++++ Entries ++++

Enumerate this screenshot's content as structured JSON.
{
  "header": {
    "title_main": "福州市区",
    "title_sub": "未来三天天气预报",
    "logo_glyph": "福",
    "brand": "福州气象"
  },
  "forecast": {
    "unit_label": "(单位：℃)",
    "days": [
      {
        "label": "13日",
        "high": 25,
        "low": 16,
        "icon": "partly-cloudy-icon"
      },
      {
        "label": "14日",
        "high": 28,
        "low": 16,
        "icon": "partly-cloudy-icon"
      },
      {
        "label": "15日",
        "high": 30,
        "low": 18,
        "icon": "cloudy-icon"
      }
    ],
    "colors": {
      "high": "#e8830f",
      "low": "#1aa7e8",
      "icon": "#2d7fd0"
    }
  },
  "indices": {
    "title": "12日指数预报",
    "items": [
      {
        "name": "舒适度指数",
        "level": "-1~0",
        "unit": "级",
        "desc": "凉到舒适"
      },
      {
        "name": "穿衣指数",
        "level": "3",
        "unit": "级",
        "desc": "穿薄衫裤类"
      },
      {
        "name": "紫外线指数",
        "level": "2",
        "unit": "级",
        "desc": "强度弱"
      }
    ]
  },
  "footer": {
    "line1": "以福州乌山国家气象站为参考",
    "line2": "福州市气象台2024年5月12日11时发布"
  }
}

++++

### Required work
Scan the listing above and copy all lines containing the word "icon".

### Task answer
        "icon": "partly-cloudy-icon"
        "icon": "partly-cloudy-icon"
        "icon": "cloudy-icon"
      "icon": "#2d7fd0"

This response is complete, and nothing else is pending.